>> start Extracted information

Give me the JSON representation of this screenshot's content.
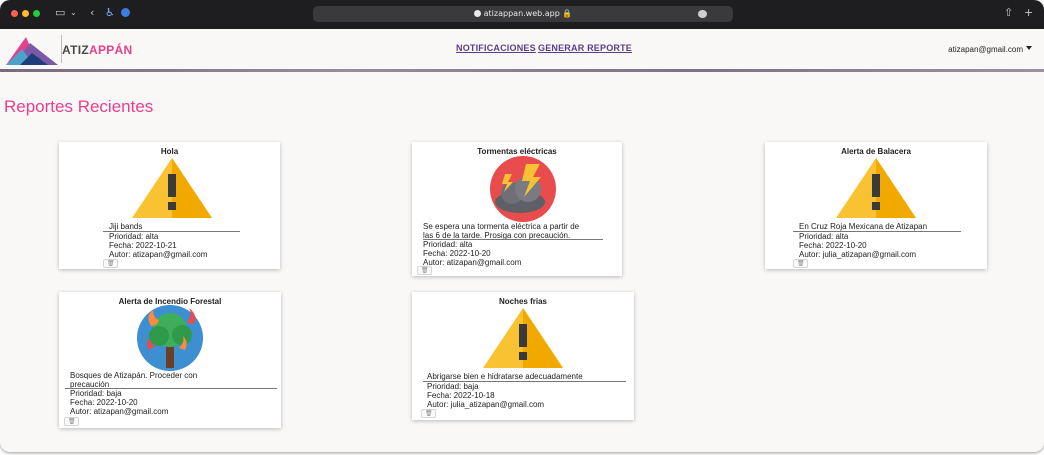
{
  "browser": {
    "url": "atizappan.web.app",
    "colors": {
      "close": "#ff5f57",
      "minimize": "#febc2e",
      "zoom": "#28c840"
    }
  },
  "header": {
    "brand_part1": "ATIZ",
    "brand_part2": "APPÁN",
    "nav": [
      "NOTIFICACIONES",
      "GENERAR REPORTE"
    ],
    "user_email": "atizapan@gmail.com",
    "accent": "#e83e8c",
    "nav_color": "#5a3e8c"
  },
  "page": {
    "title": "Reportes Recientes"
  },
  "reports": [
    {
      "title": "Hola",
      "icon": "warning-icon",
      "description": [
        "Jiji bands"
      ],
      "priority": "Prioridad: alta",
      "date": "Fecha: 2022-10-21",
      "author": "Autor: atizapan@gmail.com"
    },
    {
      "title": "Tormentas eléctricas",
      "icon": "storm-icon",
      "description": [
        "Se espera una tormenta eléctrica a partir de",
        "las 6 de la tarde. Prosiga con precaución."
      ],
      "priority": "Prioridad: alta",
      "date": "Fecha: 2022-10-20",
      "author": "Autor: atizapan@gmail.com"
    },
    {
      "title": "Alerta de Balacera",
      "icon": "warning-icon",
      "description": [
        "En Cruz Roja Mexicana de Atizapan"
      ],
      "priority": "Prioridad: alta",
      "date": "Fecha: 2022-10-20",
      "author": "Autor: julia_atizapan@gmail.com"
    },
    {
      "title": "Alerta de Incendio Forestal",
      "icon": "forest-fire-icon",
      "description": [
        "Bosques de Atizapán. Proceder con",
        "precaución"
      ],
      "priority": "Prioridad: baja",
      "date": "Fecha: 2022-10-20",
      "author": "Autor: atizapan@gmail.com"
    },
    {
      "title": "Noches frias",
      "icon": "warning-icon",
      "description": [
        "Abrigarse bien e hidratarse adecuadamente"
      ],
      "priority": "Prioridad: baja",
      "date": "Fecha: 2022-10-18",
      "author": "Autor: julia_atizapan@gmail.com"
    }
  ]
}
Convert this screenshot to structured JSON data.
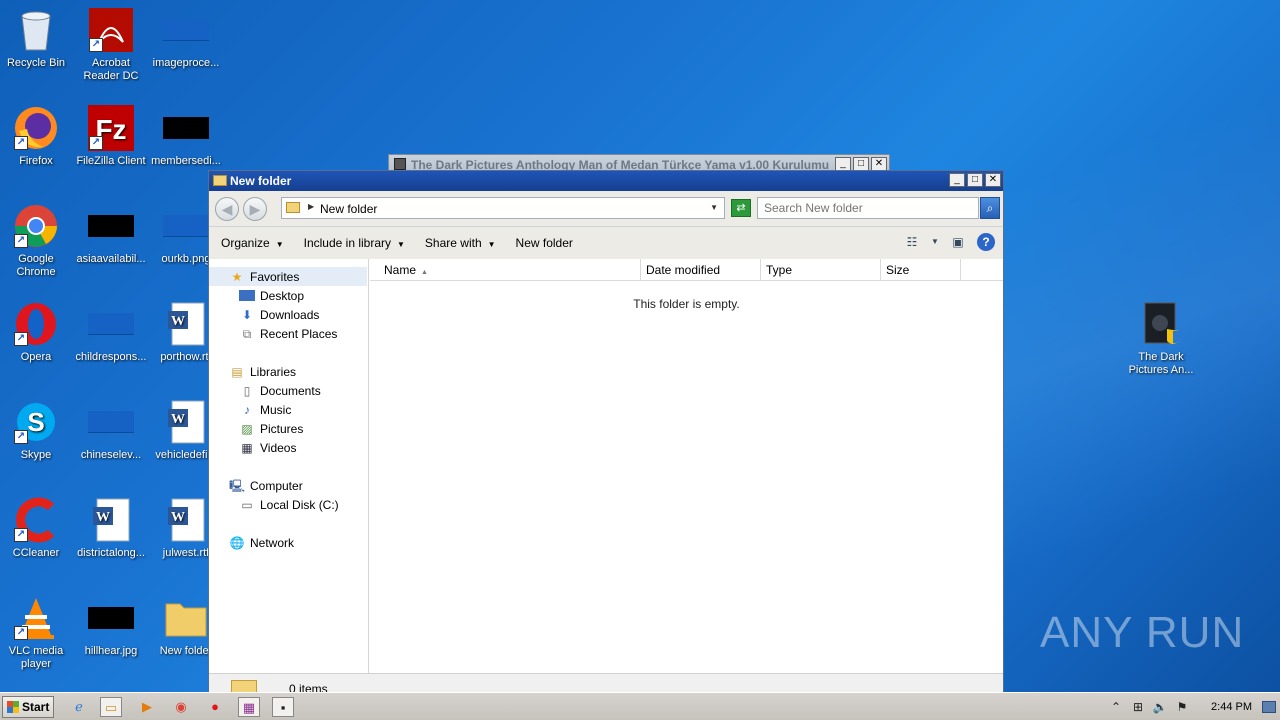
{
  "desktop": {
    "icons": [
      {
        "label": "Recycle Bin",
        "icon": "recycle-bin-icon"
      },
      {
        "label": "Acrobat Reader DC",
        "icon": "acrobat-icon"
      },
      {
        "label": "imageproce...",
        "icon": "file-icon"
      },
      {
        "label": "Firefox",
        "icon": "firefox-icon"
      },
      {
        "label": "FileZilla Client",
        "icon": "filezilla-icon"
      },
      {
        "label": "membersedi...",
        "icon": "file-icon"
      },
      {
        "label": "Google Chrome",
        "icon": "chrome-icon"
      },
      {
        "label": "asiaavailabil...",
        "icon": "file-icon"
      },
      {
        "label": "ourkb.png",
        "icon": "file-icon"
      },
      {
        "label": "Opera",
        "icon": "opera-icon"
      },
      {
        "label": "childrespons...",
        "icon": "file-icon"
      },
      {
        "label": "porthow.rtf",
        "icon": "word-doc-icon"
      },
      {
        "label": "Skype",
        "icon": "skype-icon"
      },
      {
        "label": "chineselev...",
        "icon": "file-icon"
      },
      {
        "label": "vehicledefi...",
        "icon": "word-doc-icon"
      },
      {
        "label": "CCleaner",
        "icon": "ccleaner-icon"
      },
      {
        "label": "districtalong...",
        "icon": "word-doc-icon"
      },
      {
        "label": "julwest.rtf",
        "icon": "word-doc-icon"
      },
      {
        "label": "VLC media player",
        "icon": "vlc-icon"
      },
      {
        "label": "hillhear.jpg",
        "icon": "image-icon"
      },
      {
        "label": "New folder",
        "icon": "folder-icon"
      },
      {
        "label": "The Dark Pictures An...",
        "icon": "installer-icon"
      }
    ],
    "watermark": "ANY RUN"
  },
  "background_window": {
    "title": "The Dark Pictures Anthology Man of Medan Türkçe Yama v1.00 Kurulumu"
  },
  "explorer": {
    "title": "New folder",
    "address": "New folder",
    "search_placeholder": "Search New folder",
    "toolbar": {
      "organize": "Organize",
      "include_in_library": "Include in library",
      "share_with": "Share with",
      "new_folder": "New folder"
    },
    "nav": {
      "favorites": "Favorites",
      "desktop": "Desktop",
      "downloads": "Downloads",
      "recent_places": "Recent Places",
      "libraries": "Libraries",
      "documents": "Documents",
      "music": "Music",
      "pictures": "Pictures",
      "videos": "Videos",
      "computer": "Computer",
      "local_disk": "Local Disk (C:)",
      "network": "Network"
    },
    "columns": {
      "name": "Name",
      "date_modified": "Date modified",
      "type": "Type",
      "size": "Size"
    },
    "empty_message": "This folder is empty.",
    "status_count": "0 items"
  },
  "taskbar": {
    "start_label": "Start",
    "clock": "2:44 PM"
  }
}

>> end Extracted information

[Exercise details]
Write out the data precisely as given, excluding the pictures.

[Answer to this exercise]
Give me the JSON representation of this screenshot's content.
{
  "browser": {
    "url": "atizappan.web.app",
    "colors": {
      "close": "#ff5f57",
      "minimize": "#febc2e",
      "zoom": "#28c840"
    }
  },
  "header": {
    "brand_part1": "ATIZ",
    "brand_part2": "APPÁN",
    "nav": [
      "NOTIFICACIONES",
      "GENERAR REPORTE"
    ],
    "user_email": "atizapan@gmail.com",
    "accent": "#e83e8c",
    "nav_color": "#5a3e8c"
  },
  "page": {
    "title": "Reportes Recientes"
  },
  "reports": [
    {
      "title": "Hola",
      "icon": "warning-icon",
      "description": [
        "Jiji bands"
      ],
      "priority": "Prioridad: alta",
      "date": "Fecha: 2022-10-21",
      "author": "Autor: atizapan@gmail.com"
    },
    {
      "title": "Tormentas eléctricas",
      "icon": "storm-icon",
      "description": [
        "Se espera una tormenta eléctrica a partir de",
        "las 6 de la tarde. Prosiga con precaución."
      ],
      "priority": "Prioridad: alta",
      "date": "Fecha: 2022-10-20",
      "author": "Autor: atizapan@gmail.com"
    },
    {
      "title": "Alerta de Balacera",
      "icon": "warning-icon",
      "description": [
        "En Cruz Roja Mexicana de Atizapan"
      ],
      "priority": "Prioridad: alta",
      "date": "Fecha: 2022-10-20",
      "author": "Autor: julia_atizapan@gmail.com"
    },
    {
      "title": "Alerta de Incendio Forestal",
      "icon": "forest-fire-icon",
      "description": [
        "Bosques de Atizapán. Proceder con",
        "precaución"
      ],
      "priority": "Prioridad: baja",
      "date": "Fecha: 2022-10-20",
      "author": "Autor: atizapan@gmail.com"
    },
    {
      "title": "Noches frias",
      "icon": "warning-icon",
      "description": [
        "Abrigarse bien e hidratarse adecuadamente"
      ],
      "priority": "Prioridad: baja",
      "date": "Fecha: 2022-10-18",
      "author": "Autor: julia_atizapan@gmail.com"
    }
  ]
}
Convert this screenshot to structured JSON data.
{
  "desktop": {
    "icons": [
      {
        "label": "Recycle Bin",
        "icon": "recycle-bin-icon"
      },
      {
        "label": "Acrobat Reader DC",
        "icon": "acrobat-icon"
      },
      {
        "label": "imageproce...",
        "icon": "file-icon"
      },
      {
        "label": "Firefox",
        "icon": "firefox-icon"
      },
      {
        "label": "FileZilla Client",
        "icon": "filezilla-icon"
      },
      {
        "label": "membersedi...",
        "icon": "file-icon"
      },
      {
        "label": "Google Chrome",
        "icon": "chrome-icon"
      },
      {
        "label": "asiaavailabil...",
        "icon": "file-icon"
      },
      {
        "label": "ourkb.png",
        "icon": "file-icon"
      },
      {
        "label": "Opera",
        "icon": "opera-icon"
      },
      {
        "label": "childrespons...",
        "icon": "file-icon"
      },
      {
        "label": "porthow.rtf",
        "icon": "word-doc-icon"
      },
      {
        "label": "Skype",
        "icon": "skype-icon"
      },
      {
        "label": "chineselev...",
        "icon": "file-icon"
      },
      {
        "label": "vehicledefi...",
        "icon": "word-doc-icon"
      },
      {
        "label": "CCleaner",
        "icon": "ccleaner-icon"
      },
      {
        "label": "districtalong...",
        "icon": "word-doc-icon"
      },
      {
        "label": "julwest.rtf",
        "icon": "word-doc-icon"
      },
      {
        "label": "VLC media player",
        "icon": "vlc-icon"
      },
      {
        "label": "hillhear.jpg",
        "icon": "image-icon"
      },
      {
        "label": "New folder",
        "icon": "folder-icon"
      },
      {
        "label": "The Dark Pictures An...",
        "icon": "installer-icon"
      }
    ],
    "watermark": "ANY RUN"
  },
  "background_window": {
    "title": "The Dark Pictures Anthology Man of Medan Türkçe Yama v1.00 Kurulumu"
  },
  "explorer": {
    "title": "New folder",
    "address": "New folder",
    "search_placeholder": "Search New folder",
    "toolbar": {
      "organize": "Organize",
      "include_in_library": "Include in library",
      "share_with": "Share with",
      "new_folder": "New folder"
    },
    "nav": {
      "favorites": "Favorites",
      "desktop": "Desktop",
      "downloads": "Downloads",
      "recent_places": "Recent Places",
      "libraries": "Libraries",
      "documents": "Documents",
      "music": "Music",
      "pictures": "Pictures",
      "videos": "Videos",
      "computer": "Computer",
      "local_disk": "Local Disk (C:)",
      "network": "Network"
    },
    "columns": {
      "name": "Name",
      "date_modified": "Date modified",
      "type": "Type",
      "size": "Size"
    },
    "empty_message": "This folder is empty.",
    "status_count": "0 items"
  },
  "taskbar": {
    "start_label": "Start",
    "clock": "2:44 PM"
  }
}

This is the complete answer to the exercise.